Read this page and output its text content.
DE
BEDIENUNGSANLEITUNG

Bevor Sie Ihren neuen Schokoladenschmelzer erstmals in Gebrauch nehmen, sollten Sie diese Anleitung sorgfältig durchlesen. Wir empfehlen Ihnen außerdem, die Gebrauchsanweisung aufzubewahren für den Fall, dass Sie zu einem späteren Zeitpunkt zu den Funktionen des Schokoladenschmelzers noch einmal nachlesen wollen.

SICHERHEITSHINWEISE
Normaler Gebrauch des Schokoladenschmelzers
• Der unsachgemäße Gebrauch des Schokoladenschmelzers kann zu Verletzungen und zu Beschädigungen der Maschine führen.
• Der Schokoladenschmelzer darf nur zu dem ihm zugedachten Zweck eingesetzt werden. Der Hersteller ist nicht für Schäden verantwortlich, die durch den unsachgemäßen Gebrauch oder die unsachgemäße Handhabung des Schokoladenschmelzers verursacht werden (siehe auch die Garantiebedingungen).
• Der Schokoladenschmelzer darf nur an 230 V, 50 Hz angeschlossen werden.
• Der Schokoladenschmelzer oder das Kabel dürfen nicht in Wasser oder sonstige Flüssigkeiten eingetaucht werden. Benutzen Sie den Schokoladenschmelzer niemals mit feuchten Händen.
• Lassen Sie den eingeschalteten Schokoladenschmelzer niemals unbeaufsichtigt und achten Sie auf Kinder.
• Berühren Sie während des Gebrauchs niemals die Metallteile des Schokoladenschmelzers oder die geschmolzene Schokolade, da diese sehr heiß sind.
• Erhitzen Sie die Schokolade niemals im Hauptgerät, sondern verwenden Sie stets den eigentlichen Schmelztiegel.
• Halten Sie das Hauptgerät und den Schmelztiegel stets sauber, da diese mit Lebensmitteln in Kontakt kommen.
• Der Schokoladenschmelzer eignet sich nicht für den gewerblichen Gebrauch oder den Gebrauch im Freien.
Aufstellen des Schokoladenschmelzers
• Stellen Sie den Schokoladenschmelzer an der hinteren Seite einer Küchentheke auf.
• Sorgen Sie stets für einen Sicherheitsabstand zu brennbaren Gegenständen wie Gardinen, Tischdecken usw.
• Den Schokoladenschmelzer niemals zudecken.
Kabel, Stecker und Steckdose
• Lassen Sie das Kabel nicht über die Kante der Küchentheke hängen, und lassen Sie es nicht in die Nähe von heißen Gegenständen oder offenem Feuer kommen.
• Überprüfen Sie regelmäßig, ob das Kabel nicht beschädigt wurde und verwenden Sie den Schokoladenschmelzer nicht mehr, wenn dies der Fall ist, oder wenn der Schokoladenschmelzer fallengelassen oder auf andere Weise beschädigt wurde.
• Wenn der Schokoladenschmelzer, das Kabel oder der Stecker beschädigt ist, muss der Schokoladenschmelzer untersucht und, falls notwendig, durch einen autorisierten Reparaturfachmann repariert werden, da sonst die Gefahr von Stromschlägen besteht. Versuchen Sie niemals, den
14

◆ ◆ ◆ ◆

From the entries, report each line that includes the word "Schmelztiegel".

• Erhitzen Sie die Schokolade niemals im Hauptgerät, sondern verwenden Sie stets den eigentlichen Schmelztiegel.
• Halten Sie das Hauptgerät und den Schmelztiegel stets sauber, da diese mit Lebensmitteln in Kontakt kommen.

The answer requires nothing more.